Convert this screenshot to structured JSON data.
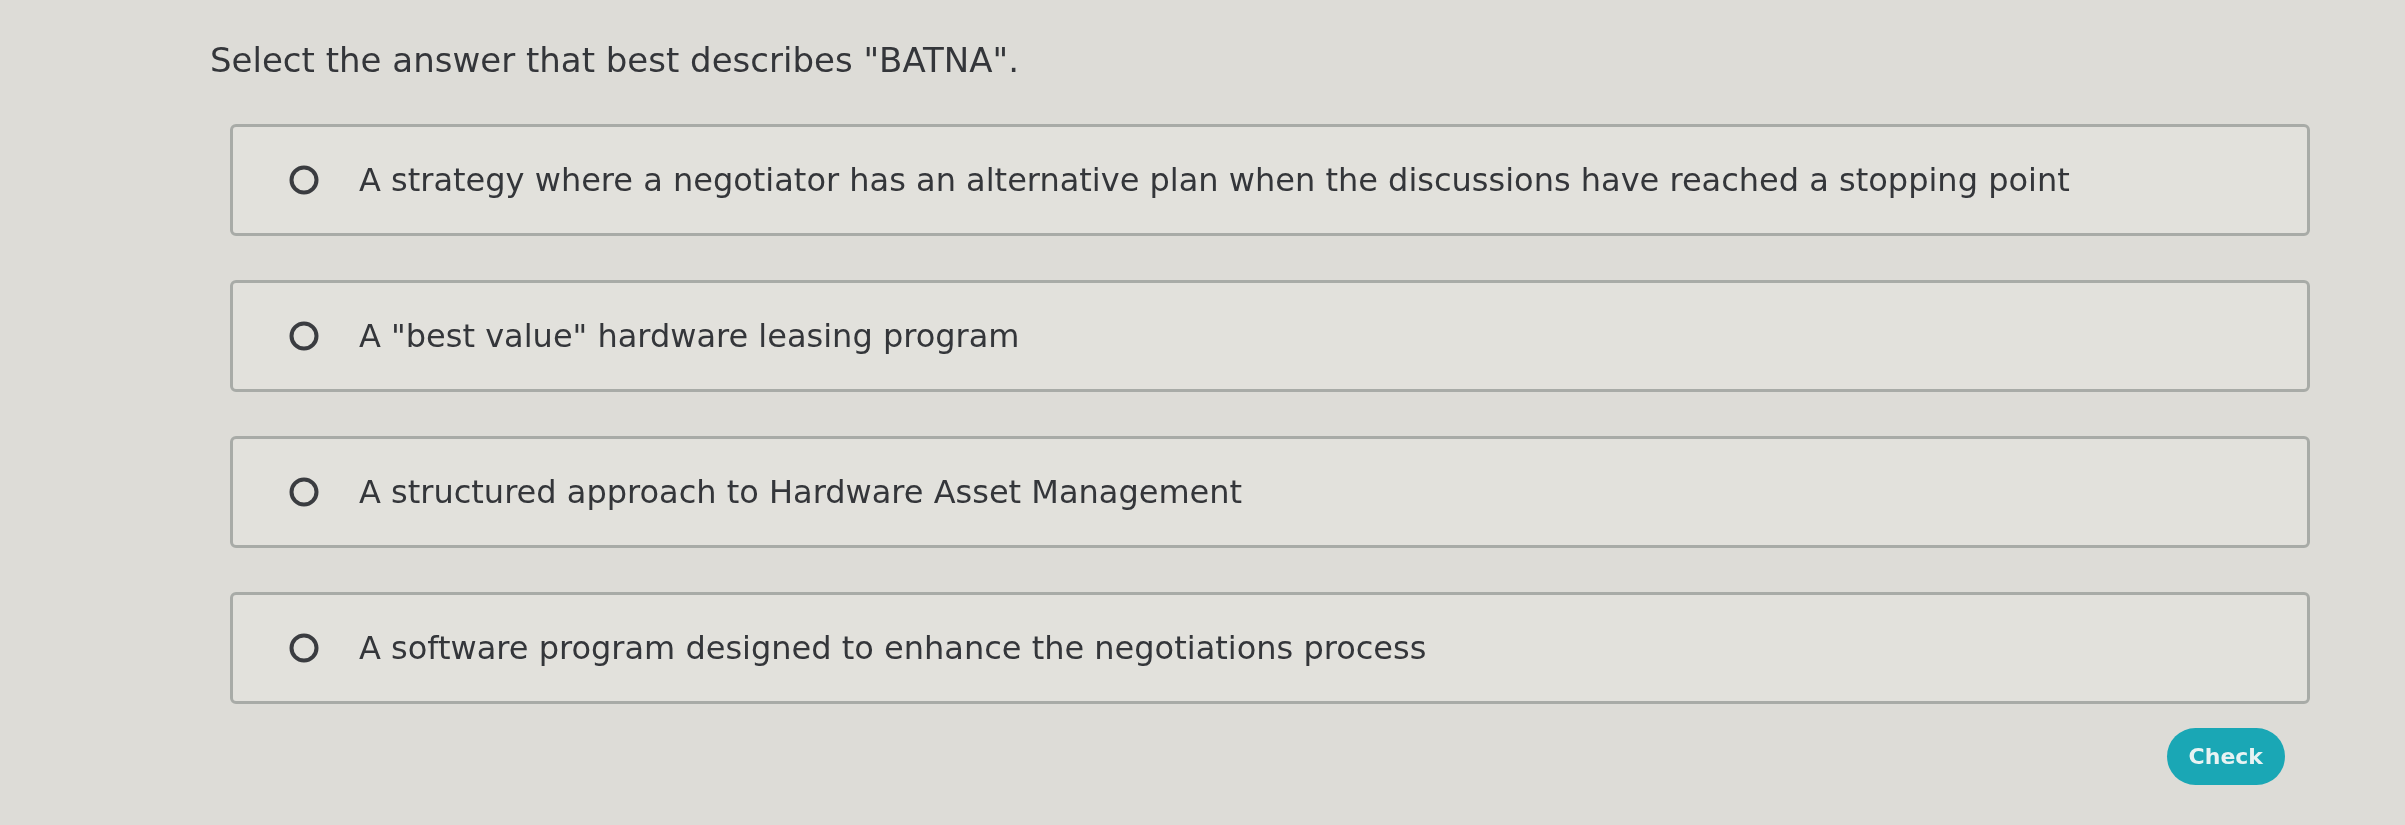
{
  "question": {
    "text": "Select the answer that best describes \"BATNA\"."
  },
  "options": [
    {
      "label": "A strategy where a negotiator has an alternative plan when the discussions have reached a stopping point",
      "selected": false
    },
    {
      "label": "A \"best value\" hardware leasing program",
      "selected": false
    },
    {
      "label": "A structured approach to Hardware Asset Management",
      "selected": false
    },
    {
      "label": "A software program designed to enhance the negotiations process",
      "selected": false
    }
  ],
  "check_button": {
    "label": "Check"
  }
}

§

_Problem details_: Find how many lines of the material carry the string "structured". Only the number should be in the answer.

_Full response_: 2